* **GOAL**
Pull out each line of the records holding the string "mtag".

* **MATERIAL FOR THIS EXERCISE**
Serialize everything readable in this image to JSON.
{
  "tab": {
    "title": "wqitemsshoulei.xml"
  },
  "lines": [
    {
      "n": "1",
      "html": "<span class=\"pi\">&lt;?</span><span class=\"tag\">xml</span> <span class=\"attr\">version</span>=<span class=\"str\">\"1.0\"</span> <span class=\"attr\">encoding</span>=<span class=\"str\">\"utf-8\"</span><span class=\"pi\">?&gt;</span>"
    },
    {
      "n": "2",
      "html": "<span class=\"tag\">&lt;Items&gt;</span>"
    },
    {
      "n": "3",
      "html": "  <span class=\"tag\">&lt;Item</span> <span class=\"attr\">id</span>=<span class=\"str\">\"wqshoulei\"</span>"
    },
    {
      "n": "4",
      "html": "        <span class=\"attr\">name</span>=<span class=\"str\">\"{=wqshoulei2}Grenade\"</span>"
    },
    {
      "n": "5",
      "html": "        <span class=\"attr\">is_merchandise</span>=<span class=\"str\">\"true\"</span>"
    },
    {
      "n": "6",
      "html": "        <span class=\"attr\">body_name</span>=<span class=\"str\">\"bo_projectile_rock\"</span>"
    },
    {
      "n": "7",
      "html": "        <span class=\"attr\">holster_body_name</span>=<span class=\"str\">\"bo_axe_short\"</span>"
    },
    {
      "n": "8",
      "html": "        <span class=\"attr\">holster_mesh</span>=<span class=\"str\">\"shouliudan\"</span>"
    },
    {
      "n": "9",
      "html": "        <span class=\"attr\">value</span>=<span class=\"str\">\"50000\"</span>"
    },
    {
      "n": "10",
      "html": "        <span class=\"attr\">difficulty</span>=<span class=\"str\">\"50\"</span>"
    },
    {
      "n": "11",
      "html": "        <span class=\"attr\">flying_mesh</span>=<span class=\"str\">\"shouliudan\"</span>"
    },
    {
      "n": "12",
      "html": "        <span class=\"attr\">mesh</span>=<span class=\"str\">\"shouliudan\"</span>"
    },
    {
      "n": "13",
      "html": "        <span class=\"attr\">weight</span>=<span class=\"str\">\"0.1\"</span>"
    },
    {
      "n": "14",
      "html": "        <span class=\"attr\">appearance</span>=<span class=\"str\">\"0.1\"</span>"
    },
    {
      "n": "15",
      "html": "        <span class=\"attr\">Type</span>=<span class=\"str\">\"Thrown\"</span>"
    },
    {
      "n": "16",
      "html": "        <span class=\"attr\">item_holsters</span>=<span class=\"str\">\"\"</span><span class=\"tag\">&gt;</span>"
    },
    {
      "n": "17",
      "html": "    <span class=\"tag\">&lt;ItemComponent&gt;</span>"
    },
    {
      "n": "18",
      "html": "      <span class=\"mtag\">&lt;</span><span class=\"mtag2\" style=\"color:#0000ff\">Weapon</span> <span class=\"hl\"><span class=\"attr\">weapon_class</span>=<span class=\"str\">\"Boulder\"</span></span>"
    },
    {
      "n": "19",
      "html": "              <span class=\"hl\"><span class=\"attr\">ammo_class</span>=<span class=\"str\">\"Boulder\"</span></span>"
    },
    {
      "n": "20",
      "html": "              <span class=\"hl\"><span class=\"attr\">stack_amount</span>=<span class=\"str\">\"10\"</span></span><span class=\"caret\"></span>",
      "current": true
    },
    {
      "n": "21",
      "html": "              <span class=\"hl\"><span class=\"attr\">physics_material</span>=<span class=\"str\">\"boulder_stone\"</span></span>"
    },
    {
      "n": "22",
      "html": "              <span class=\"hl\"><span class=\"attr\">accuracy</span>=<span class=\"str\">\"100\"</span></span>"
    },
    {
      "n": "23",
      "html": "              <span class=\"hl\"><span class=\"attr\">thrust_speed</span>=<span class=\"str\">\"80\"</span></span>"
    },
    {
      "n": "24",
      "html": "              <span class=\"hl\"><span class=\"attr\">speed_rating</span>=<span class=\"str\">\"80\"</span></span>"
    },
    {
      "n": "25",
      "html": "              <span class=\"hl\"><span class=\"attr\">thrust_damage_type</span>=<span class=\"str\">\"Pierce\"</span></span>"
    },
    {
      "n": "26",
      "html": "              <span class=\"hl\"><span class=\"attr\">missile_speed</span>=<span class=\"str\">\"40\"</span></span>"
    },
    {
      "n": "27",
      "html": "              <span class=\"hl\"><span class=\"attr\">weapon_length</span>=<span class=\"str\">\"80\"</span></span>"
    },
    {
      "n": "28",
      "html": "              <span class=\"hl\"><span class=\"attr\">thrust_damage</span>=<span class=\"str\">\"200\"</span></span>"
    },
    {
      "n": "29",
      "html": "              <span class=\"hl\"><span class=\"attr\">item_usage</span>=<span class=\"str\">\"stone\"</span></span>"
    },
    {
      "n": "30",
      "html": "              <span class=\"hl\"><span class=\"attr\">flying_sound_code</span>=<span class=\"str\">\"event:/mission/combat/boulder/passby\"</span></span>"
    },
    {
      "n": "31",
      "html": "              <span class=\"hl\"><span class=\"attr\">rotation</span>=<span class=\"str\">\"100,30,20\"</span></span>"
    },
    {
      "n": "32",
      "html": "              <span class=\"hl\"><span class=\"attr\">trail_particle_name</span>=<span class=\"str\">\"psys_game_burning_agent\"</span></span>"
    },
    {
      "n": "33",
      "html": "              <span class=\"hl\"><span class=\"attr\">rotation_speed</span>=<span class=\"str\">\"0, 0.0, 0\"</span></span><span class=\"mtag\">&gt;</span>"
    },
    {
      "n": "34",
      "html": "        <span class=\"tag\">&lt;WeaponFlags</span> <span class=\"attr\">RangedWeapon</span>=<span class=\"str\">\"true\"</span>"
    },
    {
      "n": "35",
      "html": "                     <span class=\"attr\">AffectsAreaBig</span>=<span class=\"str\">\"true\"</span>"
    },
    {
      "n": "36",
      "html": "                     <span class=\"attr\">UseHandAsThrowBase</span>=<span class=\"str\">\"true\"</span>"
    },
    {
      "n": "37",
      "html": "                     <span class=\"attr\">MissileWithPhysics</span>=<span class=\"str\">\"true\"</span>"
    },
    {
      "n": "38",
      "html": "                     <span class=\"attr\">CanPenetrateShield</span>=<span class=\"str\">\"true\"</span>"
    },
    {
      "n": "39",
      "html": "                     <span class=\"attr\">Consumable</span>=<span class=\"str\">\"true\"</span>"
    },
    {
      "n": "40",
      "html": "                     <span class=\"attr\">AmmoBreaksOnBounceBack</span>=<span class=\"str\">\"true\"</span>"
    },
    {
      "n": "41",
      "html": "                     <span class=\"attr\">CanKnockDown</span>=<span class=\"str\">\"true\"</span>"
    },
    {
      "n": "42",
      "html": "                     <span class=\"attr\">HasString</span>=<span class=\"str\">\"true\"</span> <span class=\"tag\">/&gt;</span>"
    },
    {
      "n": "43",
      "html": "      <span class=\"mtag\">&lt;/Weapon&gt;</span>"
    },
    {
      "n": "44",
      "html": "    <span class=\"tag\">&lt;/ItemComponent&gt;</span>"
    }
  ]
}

* **TASK ANSWER**
      "html": "      <span class=\"mtag\">&lt;</span><span class=\"mtag2\" style=\"color:#0000ff\">Weapon</span> <span class=\"hl\"><span class=\"attr\">weapon_class</span>=<span class=\"str\">\"Boulder\"</span></span>"
      "html": "              <span class=\"hl\"><span class=\"attr\">rotation_speed</span>=<span class=\"str\">\"0, 0.0, 0\"</span></span><span class=\"mtag\">&gt;</span>"
      "html": "      <span class=\"mtag\">&lt;/Weapon&gt;</span>"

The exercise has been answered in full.